Task prompt: Find how many lines contain the word "object" and state that number alone.

·····

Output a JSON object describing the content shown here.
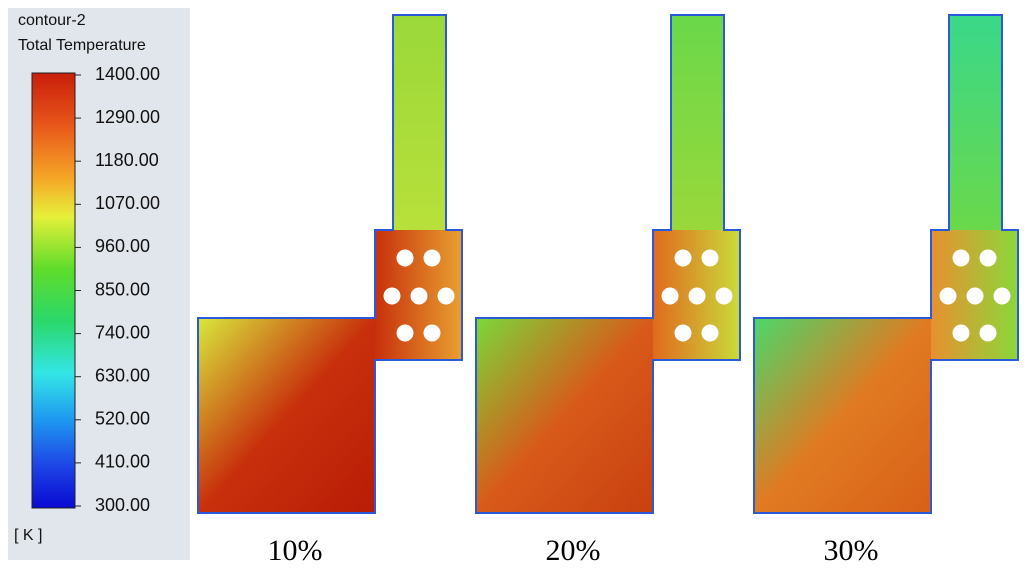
{
  "legend": {
    "title": "contour-2",
    "variable": "Total Temperature",
    "ticks": [
      {
        "value": 1400,
        "label": "1400.00"
      },
      {
        "value": 1290,
        "label": "1290.00"
      },
      {
        "value": 1180,
        "label": "1180.00"
      },
      {
        "value": 1070,
        "label": "1070.00"
      },
      {
        "value": 960,
        "label": "960.00"
      },
      {
        "value": 850,
        "label": "850.00"
      },
      {
        "value": 740,
        "label": "740.00"
      },
      {
        "value": 630,
        "label": "630.00"
      },
      {
        "value": 520,
        "label": "520.00"
      },
      {
        "value": 410,
        "label": "410.00"
      },
      {
        "value": 300,
        "label": "300.00"
      }
    ],
    "unit": "[ K ]"
  },
  "panels": [
    {
      "label": "10%"
    },
    {
      "label": "20%"
    },
    {
      "label": "30%"
    }
  ]
}
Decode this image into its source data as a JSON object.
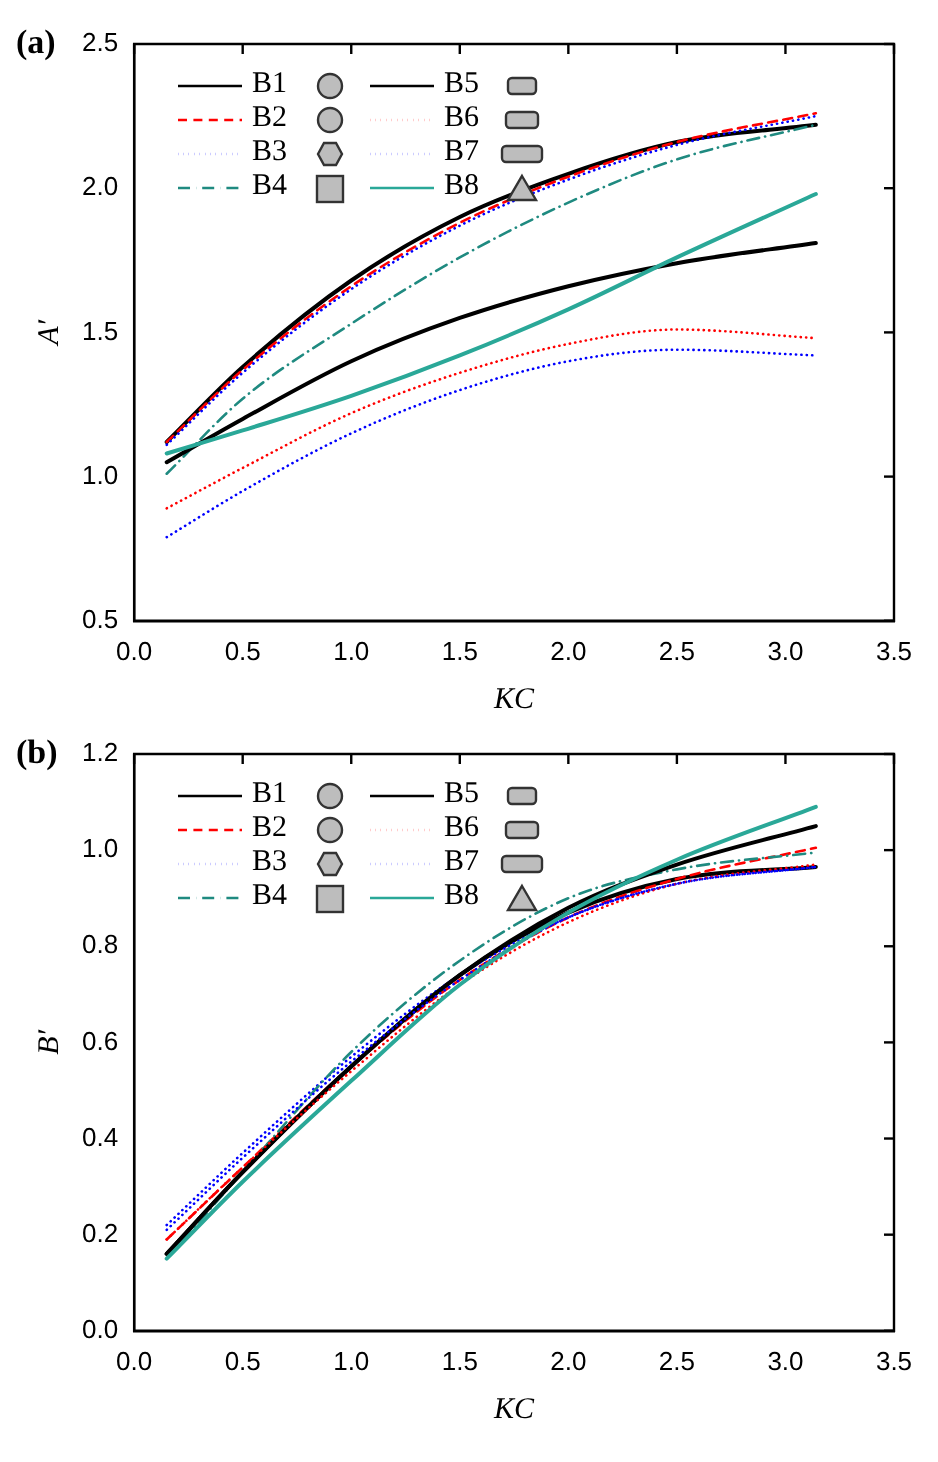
{
  "chart_data": [
    {
      "type": "line",
      "title": "(a)",
      "xlabel": "KC",
      "ylabel": "A′",
      "x": [
        0.15,
        0.5,
        1.0,
        1.5,
        2.0,
        2.5,
        3.14
      ],
      "xlim": [
        0,
        3.5
      ],
      "xticks": [
        {
          "value": 0,
          "label": "0.0"
        },
        0.5,
        {
          "value": 1,
          "label": "1.0"
        },
        1.5,
        {
          "value": 2,
          "label": "2.0"
        },
        2.5,
        {
          "value": 3,
          "label": "3.0"
        },
        3.5
      ],
      "ylim": [
        0.5,
        2.5
      ],
      "yticks": [
        0.5,
        {
          "value": 1,
          "label": "1.0"
        },
        1.5,
        {
          "value": 2,
          "label": "2.0"
        },
        2.5
      ],
      "legend": "top left",
      "grid": false,
      "marker": "none",
      "series": [
        {
          "name": "B1",
          "color": "#000000",
          "line_style": "solid",
          "values": [
            1.12,
            1.38,
            1.68,
            1.9,
            2.05,
            2.16,
            2.22
          ]
        },
        {
          "name": "B2",
          "color": "#ff0000",
          "line_style": "dashed",
          "values": [
            1.12,
            1.37,
            1.66,
            1.88,
            2.04,
            2.16,
            2.26
          ]
        },
        {
          "name": "B3",
          "color": "#0000ff",
          "line_style": "dotted",
          "values": [
            1.11,
            1.36,
            1.65,
            1.87,
            2.03,
            2.15,
            2.25
          ]
        },
        {
          "name": "B4",
          "color": "#1f8a80",
          "line_style": "dashdot",
          "values": [
            1.01,
            1.27,
            1.53,
            1.76,
            1.95,
            2.1,
            2.22
          ]
        },
        {
          "name": "B5",
          "color": "#000000",
          "line_style": "solid",
          "values": [
            1.05,
            1.2,
            1.4,
            1.55,
            1.66,
            1.74,
            1.81
          ]
        },
        {
          "name": "B6",
          "color": "#ff0000",
          "line_style": "dotted",
          "values": [
            0.89,
            1.03,
            1.22,
            1.36,
            1.46,
            1.51,
            1.48
          ]
        },
        {
          "name": "B7",
          "color": "#0000ff",
          "line_style": "dotted",
          "values": [
            0.79,
            0.95,
            1.15,
            1.3,
            1.4,
            1.44,
            1.42
          ]
        },
        {
          "name": "B8",
          "color": "#2aa898",
          "line_style": "solid",
          "values": [
            1.08,
            1.16,
            1.28,
            1.42,
            1.58,
            1.76,
            1.98
          ]
        }
      ]
    },
    {
      "type": "line",
      "title": "(b)",
      "xlabel": "KC",
      "ylabel": "B′",
      "x": [
        0.15,
        0.5,
        1.0,
        1.5,
        2.0,
        2.5,
        3.14
      ],
      "xlim": [
        0,
        3.5
      ],
      "xticks": [
        {
          "value": 0,
          "label": "0.0"
        },
        0.5,
        {
          "value": 1,
          "label": "1.0"
        },
        1.5,
        {
          "value": 2,
          "label": "2.0"
        },
        2.5,
        {
          "value": 3,
          "label": "3.0"
        },
        3.5
      ],
      "ylim": [
        0,
        1.2
      ],
      "yticks": [
        {
          "value": 0,
          "label": "0.0"
        },
        0.2,
        0.4,
        0.6,
        0.8,
        {
          "value": 1,
          "label": "1.0"
        },
        1.2
      ],
      "legend": "top left",
      "grid": false,
      "marker": "none",
      "series": [
        {
          "name": "B1",
          "color": "#000000",
          "line_style": "solid",
          "values": [
            0.16,
            0.33,
            0.55,
            0.74,
            0.87,
            0.94,
            0.965
          ]
        },
        {
          "name": "B2",
          "color": "#ff0000",
          "line_style": "dashed",
          "values": [
            0.19,
            0.34,
            0.55,
            0.73,
            0.86,
            0.94,
            1.005
          ]
        },
        {
          "name": "B3",
          "color": "#0000ff",
          "line_style": "dotted",
          "values": [
            0.22,
            0.37,
            0.57,
            0.74,
            0.86,
            0.93,
            0.965
          ]
        },
        {
          "name": "B4",
          "color": "#1f8a80",
          "line_style": "dashdot",
          "values": [
            0.15,
            0.33,
            0.58,
            0.77,
            0.9,
            0.96,
            0.995
          ]
        },
        {
          "name": "B5",
          "color": "#000000",
          "line_style": "solid",
          "values": [
            0.16,
            0.33,
            0.55,
            0.74,
            0.88,
            0.97,
            1.05
          ]
        },
        {
          "name": "B6",
          "color": "#ff0000",
          "line_style": "dotted",
          "values": [
            0.19,
            0.34,
            0.54,
            0.72,
            0.85,
            0.93,
            0.97
          ]
        },
        {
          "name": "B7",
          "color": "#0000ff",
          "line_style": "dotted",
          "values": [
            0.21,
            0.36,
            0.56,
            0.73,
            0.86,
            0.93,
            0.965
          ]
        },
        {
          "name": "B8",
          "color": "#2aa898",
          "line_style": "solid",
          "values": [
            0.15,
            0.31,
            0.52,
            0.72,
            0.87,
            0.98,
            1.09
          ]
        }
      ]
    }
  ]
}
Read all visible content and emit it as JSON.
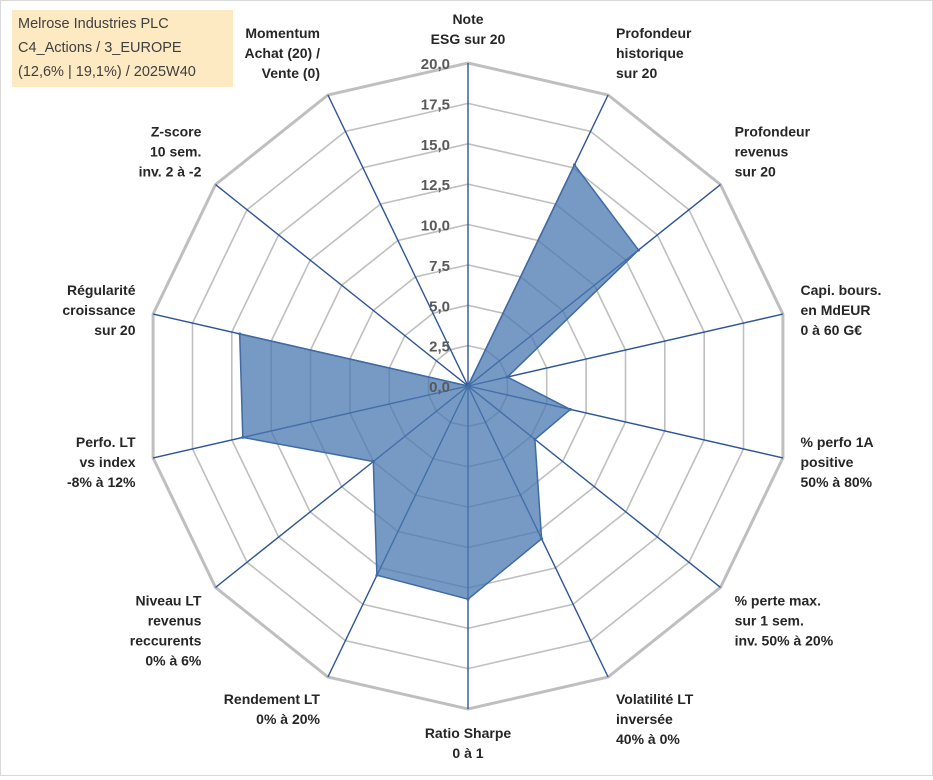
{
  "info_box": {
    "line1": "Melrose Industries PLC",
    "line2": "C4_Actions / 3_EUROPE",
    "line3": "(12,6% | 19,1%) / 2025W40"
  },
  "colors": {
    "grid": "#bfbfbf",
    "spoke": "#2f5597",
    "fill": "#4a78b0",
    "fill_opacity": "0.75",
    "stroke": "#3e6aa6",
    "text": "#262626",
    "tick_text": "#595959",
    "info_bg": "#fde9c2"
  },
  "chart_data": {
    "type": "radar",
    "title": "",
    "rmin": 0,
    "rmax": 20,
    "tick_step": 2.5,
    "tick_labels": [
      "0,0",
      "2,5",
      "5,0",
      "7,5",
      "10,0",
      "12,5",
      "15,0",
      "17,5",
      "20,0"
    ],
    "axes": [
      {
        "label": [
          "Note",
          "ESG sur 20"
        ],
        "value": 0
      },
      {
        "label": [
          "Profondeur",
          "historique",
          "sur 20"
        ],
        "value": 15.2
      },
      {
        "label": [
          "Profondeur",
          "revenus",
          "sur 20"
        ],
        "value": 13.5
      },
      {
        "label": [
          "Capi. bours.",
          "en MdEUR",
          "0 à 60 G€"
        ],
        "value": 2.5
      },
      {
        "label": [
          "% perfo 1A",
          "positive",
          "50% à 80%"
        ],
        "value": 6.5
      },
      {
        "label": [
          "% perte max.",
          "sur 1 sem.",
          "inv. 50% à 20%"
        ],
        "value": 5.3
      },
      {
        "label": [
          "Volatilité LT",
          "inversée",
          "40% à 0%"
        ],
        "value": 10.5
      },
      {
        "label": [
          "Ratio Sharpe",
          "0 à 1"
        ],
        "value": 13.2
      },
      {
        "label": [
          "Rendement LT",
          "0% à 20%"
        ],
        "value": 13.0
      },
      {
        "label": [
          "Niveau LT",
          "revenus",
          "reccurents",
          "0% à 6%"
        ],
        "value": 7.5
      },
      {
        "label": [
          "Perfo. LT",
          "vs index",
          "-8% à 12%"
        ],
        "value": 14.3
      },
      {
        "label": [
          "Régularité",
          "croissance",
          "sur 20"
        ],
        "value": 14.5
      },
      {
        "label": [
          "Z-score",
          "10 sem.",
          "inv. 2 à -2"
        ],
        "value": 0
      },
      {
        "label": [
          "Momentum",
          "Achat (20) /",
          "Vente (0)"
        ],
        "value": 0
      }
    ]
  }
}
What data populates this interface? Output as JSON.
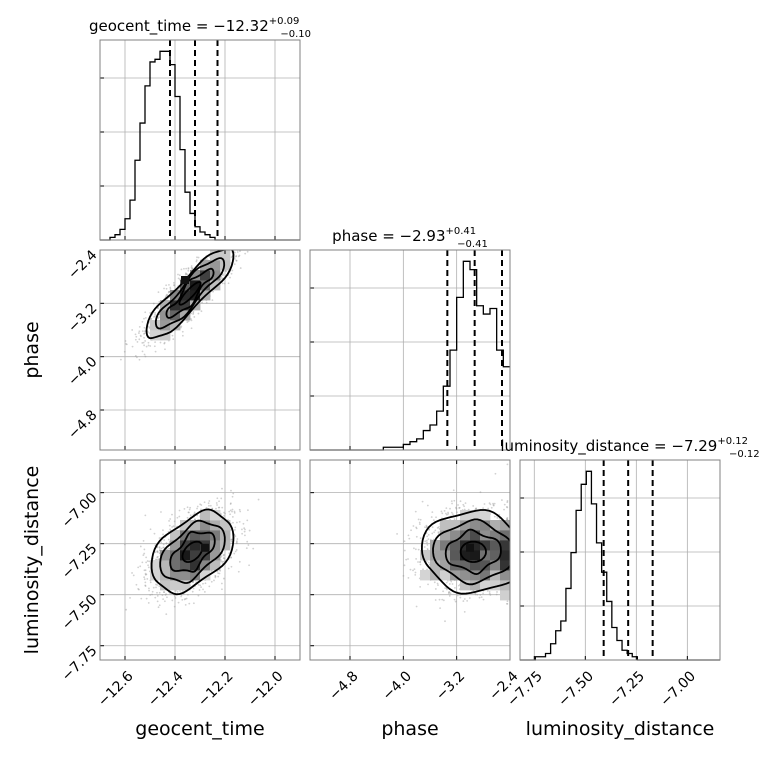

·····

Solution to the exercise: 2